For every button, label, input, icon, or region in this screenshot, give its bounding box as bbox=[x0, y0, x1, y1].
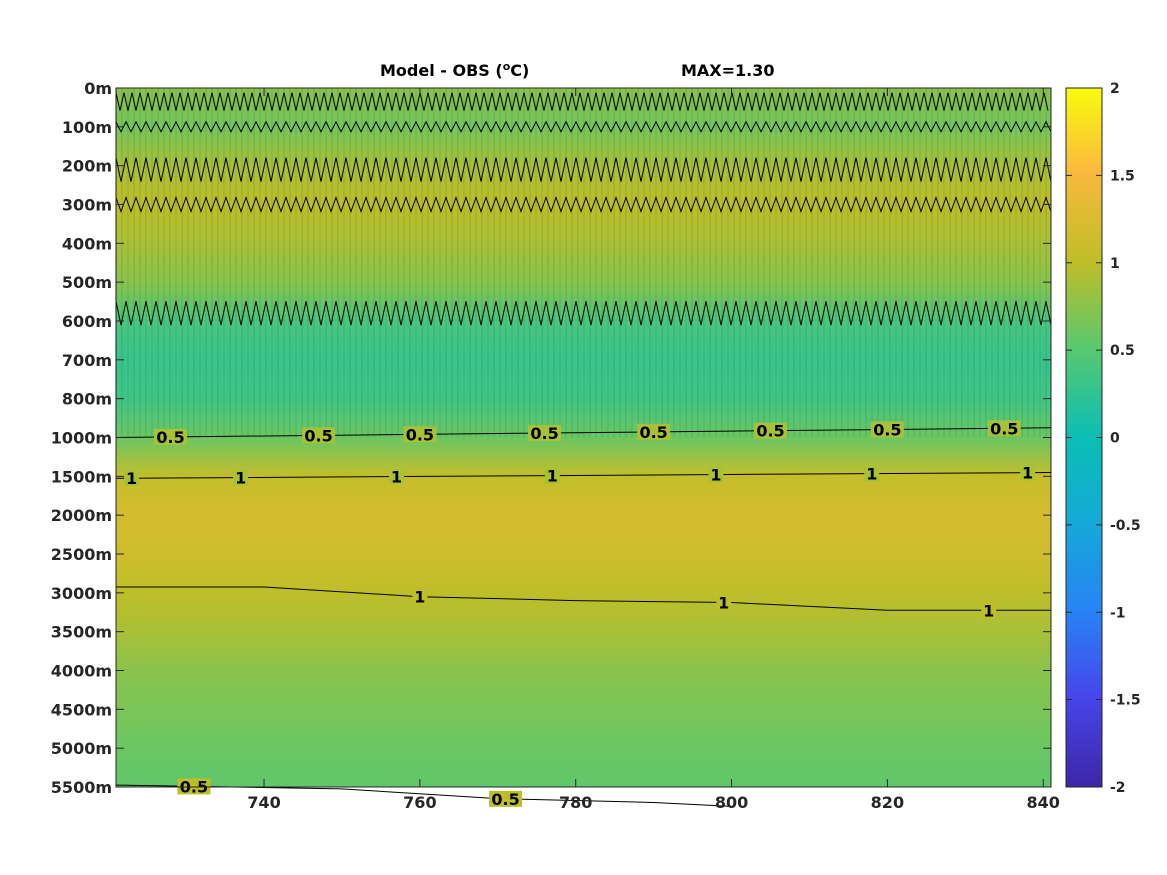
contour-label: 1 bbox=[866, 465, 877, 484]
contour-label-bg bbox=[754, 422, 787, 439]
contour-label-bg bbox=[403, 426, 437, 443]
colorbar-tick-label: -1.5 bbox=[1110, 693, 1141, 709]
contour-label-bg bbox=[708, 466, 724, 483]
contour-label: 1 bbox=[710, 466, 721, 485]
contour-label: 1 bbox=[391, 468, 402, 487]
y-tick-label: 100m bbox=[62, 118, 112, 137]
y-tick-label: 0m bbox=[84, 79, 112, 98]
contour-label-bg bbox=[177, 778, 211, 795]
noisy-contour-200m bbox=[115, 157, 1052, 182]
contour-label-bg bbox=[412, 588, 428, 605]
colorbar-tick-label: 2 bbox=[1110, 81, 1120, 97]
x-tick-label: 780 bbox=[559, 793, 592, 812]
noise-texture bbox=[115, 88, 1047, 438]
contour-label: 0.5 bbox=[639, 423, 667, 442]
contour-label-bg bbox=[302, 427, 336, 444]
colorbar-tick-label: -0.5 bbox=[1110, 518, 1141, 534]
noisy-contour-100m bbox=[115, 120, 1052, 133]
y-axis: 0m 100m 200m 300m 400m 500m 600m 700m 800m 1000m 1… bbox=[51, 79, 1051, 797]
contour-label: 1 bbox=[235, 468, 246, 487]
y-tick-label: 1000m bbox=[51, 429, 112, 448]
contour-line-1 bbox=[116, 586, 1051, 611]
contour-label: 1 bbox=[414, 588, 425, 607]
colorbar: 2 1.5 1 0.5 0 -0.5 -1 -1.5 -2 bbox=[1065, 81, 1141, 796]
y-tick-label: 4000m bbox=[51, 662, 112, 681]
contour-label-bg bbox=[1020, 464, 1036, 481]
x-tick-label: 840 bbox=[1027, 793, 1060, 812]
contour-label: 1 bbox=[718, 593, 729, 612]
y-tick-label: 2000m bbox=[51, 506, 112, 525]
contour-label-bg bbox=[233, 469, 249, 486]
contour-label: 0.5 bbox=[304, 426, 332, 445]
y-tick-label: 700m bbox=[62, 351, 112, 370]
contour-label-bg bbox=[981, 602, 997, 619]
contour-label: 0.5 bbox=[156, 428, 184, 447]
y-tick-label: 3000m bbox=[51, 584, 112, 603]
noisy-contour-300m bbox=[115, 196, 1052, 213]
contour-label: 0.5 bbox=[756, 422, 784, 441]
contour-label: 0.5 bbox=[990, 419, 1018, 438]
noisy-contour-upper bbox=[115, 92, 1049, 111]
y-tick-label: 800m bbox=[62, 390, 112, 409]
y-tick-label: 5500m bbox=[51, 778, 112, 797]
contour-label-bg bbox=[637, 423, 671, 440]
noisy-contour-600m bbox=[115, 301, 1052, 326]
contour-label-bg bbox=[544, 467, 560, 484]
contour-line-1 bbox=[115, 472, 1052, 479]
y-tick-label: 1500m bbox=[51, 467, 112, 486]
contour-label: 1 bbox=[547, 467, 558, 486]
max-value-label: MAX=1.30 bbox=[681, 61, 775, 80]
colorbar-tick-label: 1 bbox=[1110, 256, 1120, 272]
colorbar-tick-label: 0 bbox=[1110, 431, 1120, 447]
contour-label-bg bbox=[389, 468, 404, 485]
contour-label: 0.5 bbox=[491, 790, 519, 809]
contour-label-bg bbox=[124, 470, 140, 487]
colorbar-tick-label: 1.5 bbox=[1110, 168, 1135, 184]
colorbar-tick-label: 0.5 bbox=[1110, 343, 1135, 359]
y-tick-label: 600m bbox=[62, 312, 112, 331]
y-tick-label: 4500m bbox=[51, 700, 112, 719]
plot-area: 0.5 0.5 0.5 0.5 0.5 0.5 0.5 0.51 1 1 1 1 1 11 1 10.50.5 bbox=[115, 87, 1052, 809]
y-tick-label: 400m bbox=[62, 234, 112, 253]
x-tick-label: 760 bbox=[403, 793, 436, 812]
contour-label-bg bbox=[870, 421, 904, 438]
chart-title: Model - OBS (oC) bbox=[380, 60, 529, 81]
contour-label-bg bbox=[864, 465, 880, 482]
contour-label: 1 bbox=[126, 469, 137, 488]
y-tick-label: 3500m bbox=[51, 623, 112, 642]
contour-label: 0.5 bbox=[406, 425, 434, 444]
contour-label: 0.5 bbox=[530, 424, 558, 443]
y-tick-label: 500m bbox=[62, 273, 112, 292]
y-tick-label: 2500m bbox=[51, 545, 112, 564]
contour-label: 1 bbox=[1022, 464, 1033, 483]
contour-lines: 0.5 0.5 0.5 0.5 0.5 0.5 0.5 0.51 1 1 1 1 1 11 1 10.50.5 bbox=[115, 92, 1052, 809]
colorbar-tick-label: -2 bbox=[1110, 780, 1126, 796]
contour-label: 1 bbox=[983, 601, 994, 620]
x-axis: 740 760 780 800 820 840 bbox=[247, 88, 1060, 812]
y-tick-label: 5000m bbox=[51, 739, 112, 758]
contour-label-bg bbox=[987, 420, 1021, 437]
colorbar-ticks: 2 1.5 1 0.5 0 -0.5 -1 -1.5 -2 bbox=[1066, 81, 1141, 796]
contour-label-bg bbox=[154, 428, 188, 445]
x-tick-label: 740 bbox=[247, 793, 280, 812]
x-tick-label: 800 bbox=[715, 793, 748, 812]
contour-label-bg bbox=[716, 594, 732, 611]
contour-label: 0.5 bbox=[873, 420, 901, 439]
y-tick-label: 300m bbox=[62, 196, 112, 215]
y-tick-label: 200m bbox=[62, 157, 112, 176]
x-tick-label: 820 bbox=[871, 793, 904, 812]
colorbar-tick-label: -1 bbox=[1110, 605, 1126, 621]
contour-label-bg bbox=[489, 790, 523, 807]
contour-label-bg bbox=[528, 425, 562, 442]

---

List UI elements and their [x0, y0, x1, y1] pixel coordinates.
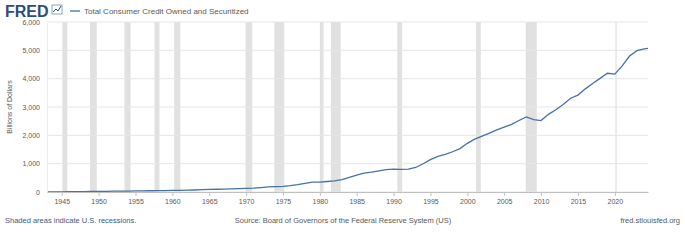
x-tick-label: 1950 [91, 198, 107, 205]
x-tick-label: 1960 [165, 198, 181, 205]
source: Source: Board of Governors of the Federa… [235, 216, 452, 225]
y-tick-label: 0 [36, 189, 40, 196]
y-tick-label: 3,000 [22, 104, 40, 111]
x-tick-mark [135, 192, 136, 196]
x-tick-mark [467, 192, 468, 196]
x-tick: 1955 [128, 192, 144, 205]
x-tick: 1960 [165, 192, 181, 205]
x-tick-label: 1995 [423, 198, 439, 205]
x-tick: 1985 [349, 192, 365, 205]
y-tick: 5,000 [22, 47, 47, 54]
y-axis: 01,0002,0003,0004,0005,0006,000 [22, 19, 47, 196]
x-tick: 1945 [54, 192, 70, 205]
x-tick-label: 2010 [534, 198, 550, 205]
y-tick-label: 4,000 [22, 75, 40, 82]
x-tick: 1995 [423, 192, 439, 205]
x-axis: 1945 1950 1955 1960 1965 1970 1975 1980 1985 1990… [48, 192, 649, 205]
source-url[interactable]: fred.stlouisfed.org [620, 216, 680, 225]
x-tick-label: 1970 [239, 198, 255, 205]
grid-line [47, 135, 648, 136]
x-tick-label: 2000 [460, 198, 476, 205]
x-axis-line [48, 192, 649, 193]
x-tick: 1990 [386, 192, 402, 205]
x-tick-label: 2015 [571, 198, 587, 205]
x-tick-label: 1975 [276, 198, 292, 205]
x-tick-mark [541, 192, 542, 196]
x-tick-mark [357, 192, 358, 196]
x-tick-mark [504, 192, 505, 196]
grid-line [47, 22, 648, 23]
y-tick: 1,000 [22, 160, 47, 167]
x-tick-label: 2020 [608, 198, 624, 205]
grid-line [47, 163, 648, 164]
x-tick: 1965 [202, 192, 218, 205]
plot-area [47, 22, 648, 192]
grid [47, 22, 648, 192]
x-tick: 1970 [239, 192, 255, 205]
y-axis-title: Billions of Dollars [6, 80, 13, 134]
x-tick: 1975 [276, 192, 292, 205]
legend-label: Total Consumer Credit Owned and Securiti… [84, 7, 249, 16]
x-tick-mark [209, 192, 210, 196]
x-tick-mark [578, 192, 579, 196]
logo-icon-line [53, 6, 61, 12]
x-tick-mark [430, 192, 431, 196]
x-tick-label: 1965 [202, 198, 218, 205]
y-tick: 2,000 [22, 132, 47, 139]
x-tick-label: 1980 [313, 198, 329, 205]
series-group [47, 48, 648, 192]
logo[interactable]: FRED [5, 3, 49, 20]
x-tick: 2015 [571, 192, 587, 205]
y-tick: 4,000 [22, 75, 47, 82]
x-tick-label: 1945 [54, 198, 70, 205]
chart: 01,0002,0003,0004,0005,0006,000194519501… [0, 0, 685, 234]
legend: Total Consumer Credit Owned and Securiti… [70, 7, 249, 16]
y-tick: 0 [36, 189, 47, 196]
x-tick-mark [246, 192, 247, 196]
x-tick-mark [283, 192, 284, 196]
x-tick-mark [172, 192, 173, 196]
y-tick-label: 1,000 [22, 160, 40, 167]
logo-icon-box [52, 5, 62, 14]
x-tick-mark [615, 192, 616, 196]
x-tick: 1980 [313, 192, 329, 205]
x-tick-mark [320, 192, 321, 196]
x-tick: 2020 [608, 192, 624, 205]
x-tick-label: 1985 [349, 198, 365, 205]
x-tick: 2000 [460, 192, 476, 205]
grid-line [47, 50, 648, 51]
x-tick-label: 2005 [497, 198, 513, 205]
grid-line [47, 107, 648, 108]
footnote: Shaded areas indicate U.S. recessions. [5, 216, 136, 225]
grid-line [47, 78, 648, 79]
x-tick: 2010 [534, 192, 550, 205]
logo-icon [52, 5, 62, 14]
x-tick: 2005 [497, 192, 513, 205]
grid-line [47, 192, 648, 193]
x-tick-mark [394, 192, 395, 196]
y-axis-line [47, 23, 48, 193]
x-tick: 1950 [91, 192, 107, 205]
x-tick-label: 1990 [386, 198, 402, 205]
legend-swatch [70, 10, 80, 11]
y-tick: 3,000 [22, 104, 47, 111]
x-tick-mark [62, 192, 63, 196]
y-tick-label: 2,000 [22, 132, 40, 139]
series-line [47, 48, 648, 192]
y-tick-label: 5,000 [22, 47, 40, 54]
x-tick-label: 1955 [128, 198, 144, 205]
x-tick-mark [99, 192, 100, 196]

* * *

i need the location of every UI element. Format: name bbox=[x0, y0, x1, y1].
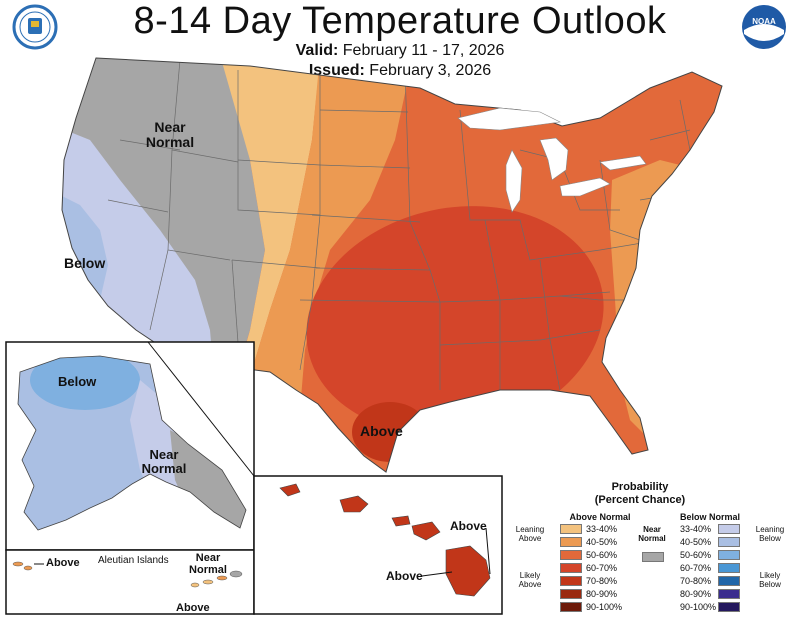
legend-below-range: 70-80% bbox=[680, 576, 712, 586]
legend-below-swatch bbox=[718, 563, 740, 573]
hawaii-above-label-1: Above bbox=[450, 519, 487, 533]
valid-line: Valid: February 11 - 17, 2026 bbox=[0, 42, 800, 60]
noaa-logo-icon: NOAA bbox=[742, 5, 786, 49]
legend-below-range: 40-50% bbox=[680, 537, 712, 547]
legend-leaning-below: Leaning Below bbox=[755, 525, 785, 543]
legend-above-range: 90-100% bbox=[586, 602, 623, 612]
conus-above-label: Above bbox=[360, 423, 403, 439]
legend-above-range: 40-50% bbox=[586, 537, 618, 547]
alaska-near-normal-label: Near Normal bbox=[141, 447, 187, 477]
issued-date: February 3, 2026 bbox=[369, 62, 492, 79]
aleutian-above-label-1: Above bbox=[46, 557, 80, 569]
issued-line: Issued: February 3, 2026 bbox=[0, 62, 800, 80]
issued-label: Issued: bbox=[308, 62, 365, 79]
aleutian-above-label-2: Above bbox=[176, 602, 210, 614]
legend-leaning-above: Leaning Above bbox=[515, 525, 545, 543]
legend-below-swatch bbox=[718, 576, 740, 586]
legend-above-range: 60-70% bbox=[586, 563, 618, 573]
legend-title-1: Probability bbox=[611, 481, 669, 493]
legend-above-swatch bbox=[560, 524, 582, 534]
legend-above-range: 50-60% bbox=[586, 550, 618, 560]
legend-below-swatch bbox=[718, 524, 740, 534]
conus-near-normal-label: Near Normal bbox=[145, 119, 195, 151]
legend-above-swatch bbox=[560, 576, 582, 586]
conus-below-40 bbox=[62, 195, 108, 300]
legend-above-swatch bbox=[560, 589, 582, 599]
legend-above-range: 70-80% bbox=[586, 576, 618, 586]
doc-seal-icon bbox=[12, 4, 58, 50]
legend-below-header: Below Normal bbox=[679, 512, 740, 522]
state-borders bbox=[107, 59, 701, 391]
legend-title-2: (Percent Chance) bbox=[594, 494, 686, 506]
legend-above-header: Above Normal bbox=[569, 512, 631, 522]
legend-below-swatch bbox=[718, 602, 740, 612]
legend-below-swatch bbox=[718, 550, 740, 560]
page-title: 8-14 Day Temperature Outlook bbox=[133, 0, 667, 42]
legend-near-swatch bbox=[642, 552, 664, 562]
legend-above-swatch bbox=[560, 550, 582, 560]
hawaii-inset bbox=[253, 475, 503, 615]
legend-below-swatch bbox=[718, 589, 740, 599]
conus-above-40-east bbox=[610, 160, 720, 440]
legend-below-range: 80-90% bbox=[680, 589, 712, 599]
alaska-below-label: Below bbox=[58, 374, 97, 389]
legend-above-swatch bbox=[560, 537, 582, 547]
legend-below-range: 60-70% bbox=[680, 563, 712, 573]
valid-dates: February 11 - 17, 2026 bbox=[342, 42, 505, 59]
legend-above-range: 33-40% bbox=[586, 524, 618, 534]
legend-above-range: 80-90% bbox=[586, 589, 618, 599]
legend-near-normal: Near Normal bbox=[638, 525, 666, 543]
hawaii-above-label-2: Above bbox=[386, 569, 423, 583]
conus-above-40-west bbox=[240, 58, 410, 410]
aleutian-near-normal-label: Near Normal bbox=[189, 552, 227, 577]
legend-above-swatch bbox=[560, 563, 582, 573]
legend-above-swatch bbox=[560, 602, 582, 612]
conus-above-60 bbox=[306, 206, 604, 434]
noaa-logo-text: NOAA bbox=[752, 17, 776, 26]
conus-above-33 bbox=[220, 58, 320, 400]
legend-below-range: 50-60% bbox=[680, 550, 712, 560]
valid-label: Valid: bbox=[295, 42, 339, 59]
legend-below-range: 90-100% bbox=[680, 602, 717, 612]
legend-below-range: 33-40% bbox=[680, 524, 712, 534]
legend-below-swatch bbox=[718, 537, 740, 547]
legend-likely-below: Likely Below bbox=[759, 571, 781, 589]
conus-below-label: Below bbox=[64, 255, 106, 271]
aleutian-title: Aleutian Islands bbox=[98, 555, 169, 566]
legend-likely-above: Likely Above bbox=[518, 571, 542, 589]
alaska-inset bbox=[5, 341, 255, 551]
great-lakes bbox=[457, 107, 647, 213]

> TASK PROMPT
Copy the entries word for word, from the line containing "legend-below-range: 70-80% bbox=[680, 576, 712, 586]" through the line containing "legend-above-range: 90-100% bbox=[586, 602, 623, 612]", including both of those lines.

> EXPECTED ANSWER
legend-below-range: 70-80% bbox=[680, 576, 712, 586]
legend-below-swatch bbox=[718, 563, 740, 573]
hawaii-above-label-1: Above bbox=[450, 519, 487, 533]
valid-line: Valid: February 11 - 17, 2026 bbox=[0, 42, 800, 60]
noaa-logo-icon: NOAA bbox=[742, 5, 786, 49]
legend-below-range: 40-50% bbox=[680, 537, 712, 547]
legend-leaning-below: Leaning Below bbox=[755, 525, 785, 543]
legend-above-range: 90-100% bbox=[586, 602, 623, 612]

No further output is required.